* **STATED GOAL**: Copy out all the entries word for word.
########################################
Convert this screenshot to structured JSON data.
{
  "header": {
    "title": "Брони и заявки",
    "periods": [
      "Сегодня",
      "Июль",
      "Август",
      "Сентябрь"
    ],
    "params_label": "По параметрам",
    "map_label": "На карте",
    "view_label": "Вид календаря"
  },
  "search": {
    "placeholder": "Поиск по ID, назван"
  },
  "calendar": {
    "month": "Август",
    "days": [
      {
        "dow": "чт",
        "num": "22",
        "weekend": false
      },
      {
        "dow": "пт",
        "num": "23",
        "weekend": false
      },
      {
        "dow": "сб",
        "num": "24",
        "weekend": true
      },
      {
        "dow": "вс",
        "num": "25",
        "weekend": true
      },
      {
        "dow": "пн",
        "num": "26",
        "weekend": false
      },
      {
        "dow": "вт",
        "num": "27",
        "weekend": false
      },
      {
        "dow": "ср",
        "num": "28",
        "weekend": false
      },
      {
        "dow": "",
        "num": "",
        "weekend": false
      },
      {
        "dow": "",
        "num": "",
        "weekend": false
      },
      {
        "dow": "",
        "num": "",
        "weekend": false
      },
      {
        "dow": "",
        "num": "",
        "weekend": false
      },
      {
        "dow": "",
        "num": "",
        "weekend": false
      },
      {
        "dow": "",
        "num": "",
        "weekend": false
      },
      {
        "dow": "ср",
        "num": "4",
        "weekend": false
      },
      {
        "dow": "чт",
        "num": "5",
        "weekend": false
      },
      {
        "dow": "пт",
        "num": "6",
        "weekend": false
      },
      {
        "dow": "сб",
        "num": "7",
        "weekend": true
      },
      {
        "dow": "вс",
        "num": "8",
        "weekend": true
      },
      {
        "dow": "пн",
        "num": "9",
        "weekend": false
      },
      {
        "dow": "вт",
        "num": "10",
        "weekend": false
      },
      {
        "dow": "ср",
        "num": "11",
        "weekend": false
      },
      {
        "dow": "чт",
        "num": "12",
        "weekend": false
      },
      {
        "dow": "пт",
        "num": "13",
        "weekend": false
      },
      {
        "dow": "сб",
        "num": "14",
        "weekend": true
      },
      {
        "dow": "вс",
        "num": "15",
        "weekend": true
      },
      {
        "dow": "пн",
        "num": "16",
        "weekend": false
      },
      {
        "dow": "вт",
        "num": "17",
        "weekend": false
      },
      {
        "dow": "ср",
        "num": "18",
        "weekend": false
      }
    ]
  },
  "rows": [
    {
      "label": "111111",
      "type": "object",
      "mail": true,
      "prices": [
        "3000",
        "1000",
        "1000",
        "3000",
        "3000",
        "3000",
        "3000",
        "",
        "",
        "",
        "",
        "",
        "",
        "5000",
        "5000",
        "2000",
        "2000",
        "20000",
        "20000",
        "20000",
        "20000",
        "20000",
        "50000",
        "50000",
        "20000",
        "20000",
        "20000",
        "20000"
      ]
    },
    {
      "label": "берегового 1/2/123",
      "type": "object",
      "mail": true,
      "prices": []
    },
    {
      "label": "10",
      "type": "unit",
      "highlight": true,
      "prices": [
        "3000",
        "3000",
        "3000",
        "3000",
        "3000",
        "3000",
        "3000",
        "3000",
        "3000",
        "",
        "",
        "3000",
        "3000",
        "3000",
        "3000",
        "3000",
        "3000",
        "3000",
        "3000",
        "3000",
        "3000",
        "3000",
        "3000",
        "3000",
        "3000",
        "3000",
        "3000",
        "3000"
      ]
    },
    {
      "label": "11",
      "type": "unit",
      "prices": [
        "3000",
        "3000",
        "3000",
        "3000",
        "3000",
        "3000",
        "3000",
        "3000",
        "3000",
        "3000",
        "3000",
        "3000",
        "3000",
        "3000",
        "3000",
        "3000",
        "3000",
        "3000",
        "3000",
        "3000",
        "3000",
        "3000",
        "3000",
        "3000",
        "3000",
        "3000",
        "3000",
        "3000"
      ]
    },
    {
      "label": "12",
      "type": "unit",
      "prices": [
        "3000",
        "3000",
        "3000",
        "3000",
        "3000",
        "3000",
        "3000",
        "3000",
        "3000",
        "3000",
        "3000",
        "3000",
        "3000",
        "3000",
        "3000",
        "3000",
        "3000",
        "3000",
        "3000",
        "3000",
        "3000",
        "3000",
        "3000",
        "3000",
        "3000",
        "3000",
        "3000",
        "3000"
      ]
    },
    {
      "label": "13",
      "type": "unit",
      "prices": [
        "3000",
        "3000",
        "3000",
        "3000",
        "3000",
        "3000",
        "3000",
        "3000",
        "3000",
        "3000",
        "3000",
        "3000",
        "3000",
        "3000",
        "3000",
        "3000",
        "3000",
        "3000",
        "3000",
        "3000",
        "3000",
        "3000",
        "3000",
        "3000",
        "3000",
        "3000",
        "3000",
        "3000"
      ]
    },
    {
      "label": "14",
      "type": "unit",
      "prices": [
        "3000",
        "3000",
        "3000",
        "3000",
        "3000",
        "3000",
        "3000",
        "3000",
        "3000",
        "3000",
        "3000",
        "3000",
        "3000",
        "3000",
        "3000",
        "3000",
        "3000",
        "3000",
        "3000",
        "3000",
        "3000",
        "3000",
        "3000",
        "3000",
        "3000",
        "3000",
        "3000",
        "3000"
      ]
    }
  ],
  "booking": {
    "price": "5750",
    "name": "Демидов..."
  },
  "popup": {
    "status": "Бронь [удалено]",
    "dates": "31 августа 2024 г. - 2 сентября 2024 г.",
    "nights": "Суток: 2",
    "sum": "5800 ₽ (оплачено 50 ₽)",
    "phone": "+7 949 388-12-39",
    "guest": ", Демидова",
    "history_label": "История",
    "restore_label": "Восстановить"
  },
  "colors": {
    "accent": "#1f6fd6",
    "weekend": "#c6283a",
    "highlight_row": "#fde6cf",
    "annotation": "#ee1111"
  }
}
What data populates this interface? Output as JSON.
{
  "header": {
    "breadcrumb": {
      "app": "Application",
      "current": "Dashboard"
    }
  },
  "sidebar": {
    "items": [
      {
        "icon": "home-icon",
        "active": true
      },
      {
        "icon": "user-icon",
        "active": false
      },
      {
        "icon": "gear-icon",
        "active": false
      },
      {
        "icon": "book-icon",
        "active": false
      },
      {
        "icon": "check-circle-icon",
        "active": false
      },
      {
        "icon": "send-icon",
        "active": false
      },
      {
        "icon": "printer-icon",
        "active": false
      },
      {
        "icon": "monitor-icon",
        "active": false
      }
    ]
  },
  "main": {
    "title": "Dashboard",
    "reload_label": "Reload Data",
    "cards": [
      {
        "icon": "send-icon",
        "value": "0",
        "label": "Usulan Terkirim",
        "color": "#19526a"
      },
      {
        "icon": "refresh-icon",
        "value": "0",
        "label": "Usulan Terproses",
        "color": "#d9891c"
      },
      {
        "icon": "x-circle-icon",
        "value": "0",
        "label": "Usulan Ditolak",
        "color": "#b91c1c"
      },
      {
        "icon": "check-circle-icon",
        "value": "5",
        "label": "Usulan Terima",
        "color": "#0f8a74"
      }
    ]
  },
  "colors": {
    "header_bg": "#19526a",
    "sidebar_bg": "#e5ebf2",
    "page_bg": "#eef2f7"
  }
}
########################################
* **SOLUTION**:
Convert this screenshot to structured JSON data.
{
  "header": {
    "title": "Брони и заявки",
    "periods": [
      "Сегодня",
      "Июль",
      "Август",
      "Сентябрь"
    ],
    "params_label": "По параметрам",
    "map_label": "На карте",
    "view_label": "Вид календаря"
  },
  "search": {
    "placeholder": "Поиск по ID, назван"
  },
  "calendar": {
    "month": "Август",
    "days": [
      {
        "dow": "чт",
        "num": "22",
        "weekend": false
      },
      {
        "dow": "пт",
        "num": "23",
        "weekend": false
      },
      {
        "dow": "сб",
        "num": "24",
        "weekend": true
      },
      {
        "dow": "вс",
        "num": "25",
        "weekend": true
      },
      {
        "dow": "пн",
        "num": "26",
        "weekend": false
      },
      {
        "dow": "вт",
        "num": "27",
        "weekend": false
      },
      {
        "dow": "ср",
        "num": "28",
        "weekend": false
      },
      {
        "dow": "",
        "num": "",
        "weekend": false
      },
      {
        "dow": "",
        "num": "",
        "weekend": false
      },
      {
        "dow": "",
        "num": "",
        "weekend": false
      },
      {
        "dow": "",
        "num": "",
        "weekend": false
      },
      {
        "dow": "",
        "num": "",
        "weekend": false
      },
      {
        "dow": "",
        "num": "",
        "weekend": false
      },
      {
        "dow": "ср",
        "num": "4",
        "weekend": false
      },
      {
        "dow": "чт",
        "num": "5",
        "weekend": false
      },
      {
        "dow": "пт",
        "num": "6",
        "weekend": false
      },
      {
        "dow": "сб",
        "num": "7",
        "weekend": true
      },
      {
        "dow": "вс",
        "num": "8",
        "weekend": true
      },
      {
        "dow": "пн",
        "num": "9",
        "weekend": false
      },
      {
        "dow": "вт",
        "num": "10",
        "weekend": false
      },
      {
        "dow": "ср",
        "num": "11",
        "weekend": false
      },
      {
        "dow": "чт",
        "num": "12",
        "weekend": false
      },
      {
        "dow": "пт",
        "num": "13",
        "weekend": false
      },
      {
        "dow": "сб",
        "num": "14",
        "weekend": true
      },
      {
        "dow": "вс",
        "num": "15",
        "weekend": true
      },
      {
        "dow": "пн",
        "num": "16",
        "weekend": false
      },
      {
        "dow": "вт",
        "num": "17",
        "weekend": false
      },
      {
        "dow": "ср",
        "num": "18",
        "weekend": false
      }
    ]
  },
  "rows": [
    {
      "label": "111111",
      "type": "object",
      "mail": true,
      "prices": [
        "3000",
        "1000",
        "1000",
        "3000",
        "3000",
        "3000",
        "3000",
        "",
        "",
        "",
        "",
        "",
        "",
        "5000",
        "5000",
        "2000",
        "2000",
        "20000",
        "20000",
        "20000",
        "20000",
        "20000",
        "50000",
        "50000",
        "20000",
        "20000",
        "20000",
        "20000"
      ]
    },
    {
      "label": "берегового 1/2/123",
      "type": "object",
      "mail": true,
      "prices": []
    },
    {
      "label": "10",
      "type": "unit",
      "highlight": true,
      "prices": [
        "3000",
        "3000",
        "3000",
        "3000",
        "3000",
        "3000",
        "3000",
        "3000",
        "3000",
        "",
        "",
        "3000",
        "3000",
        "3000",
        "3000",
        "3000",
        "3000",
        "3000",
        "3000",
        "3000",
        "3000",
        "3000",
        "3000",
        "3000",
        "3000",
        "3000",
        "3000",
        "3000"
      ]
    },
    {
      "label": "11",
      "type": "unit",
      "prices": [
        "3000",
        "3000",
        "3000",
        "3000",
        "3000",
        "3000",
        "3000",
        "3000",
        "3000",
        "3000",
        "3000",
        "3000",
        "3000",
        "3000",
        "3000",
        "3000",
        "3000",
        "3000",
        "3000",
        "3000",
        "3000",
        "3000",
        "3000",
        "3000",
        "3000",
        "3000",
        "3000",
        "3000"
      ]
    },
    {
      "label": "12",
      "type": "unit",
      "prices": [
        "3000",
        "3000",
        "3000",
        "3000",
        "3000",
        "3000",
        "3000",
        "3000",
        "3000",
        "3000",
        "3000",
        "3000",
        "3000",
        "3000",
        "3000",
        "3000",
        "3000",
        "3000",
        "3000",
        "3000",
        "3000",
        "3000",
        "3000",
        "3000",
        "3000",
        "3000",
        "3000",
        "3000"
      ]
    },
    {
      "label": "13",
      "type": "unit",
      "prices": [
        "3000",
        "3000",
        "3000",
        "3000",
        "3000",
        "3000",
        "3000",
        "3000",
        "3000",
        "3000",
        "3000",
        "3000",
        "3000",
        "3000",
        "3000",
        "3000",
        "3000",
        "3000",
        "3000",
        "3000",
        "3000",
        "3000",
        "3000",
        "3000",
        "3000",
        "3000",
        "3000",
        "3000"
      ]
    },
    {
      "label": "14",
      "type": "unit",
      "prices": [
        "3000",
        "3000",
        "3000",
        "3000",
        "3000",
        "3000",
        "3000",
        "3000",
        "3000",
        "3000",
        "3000",
        "3000",
        "3000",
        "3000",
        "3000",
        "3000",
        "3000",
        "3000",
        "3000",
        "3000",
        "3000",
        "3000",
        "3000",
        "3000",
        "3000",
        "3000",
        "3000",
        "3000"
      ]
    }
  ],
  "booking": {
    "price": "5750",
    "name": "Демидов..."
  },
  "popup": {
    "status": "Бронь [удалено]",
    "dates": "31 августа 2024 г. - 2 сентября 2024 г.",
    "nights": "Суток: 2",
    "sum": "5800 ₽ (оплачено 50 ₽)",
    "phone": "+7 949 388-12-39",
    "guest": ", Демидова",
    "history_label": "История",
    "restore_label": "Восстановить"
  },
  "colors": {
    "accent": "#1f6fd6",
    "weekend": "#c6283a",
    "highlight_row": "#fde6cf",
    "annotation": "#ee1111"
  }
}
What data populates this interface? Output as JSON.
{
  "header": {
    "breadcrumb": {
      "app": "Application",
      "current": "Dashboard"
    }
  },
  "sidebar": {
    "items": [
      {
        "icon": "home-icon",
        "active": true
      },
      {
        "icon": "user-icon",
        "active": false
      },
      {
        "icon": "gear-icon",
        "active": false
      },
      {
        "icon": "book-icon",
        "active": false
      },
      {
        "icon": "check-circle-icon",
        "active": false
      },
      {
        "icon": "send-icon",
        "active": false
      },
      {
        "icon": "printer-icon",
        "active": false
      },
      {
        "icon": "monitor-icon",
        "active": false
      }
    ]
  },
  "main": {
    "title": "Dashboard",
    "reload_label": "Reload Data",
    "cards": [
      {
        "icon": "send-icon",
        "value": "0",
        "label": "Usulan Terkirim",
        "color": "#19526a"
      },
      {
        "icon": "refresh-icon",
        "value": "0",
        "label": "Usulan Terproses",
        "color": "#d9891c"
      },
      {
        "icon": "x-circle-icon",
        "value": "0",
        "label": "Usulan Ditolak",
        "color": "#b91c1c"
      },
      {
        "icon": "check-circle-icon",
        "value": "5",
        "label": "Usulan Terima",
        "color": "#0f8a74"
      }
    ]
  },
  "colors": {
    "header_bg": "#19526a",
    "sidebar_bg": "#e5ebf2",
    "page_bg": "#eef2f7"
  }
}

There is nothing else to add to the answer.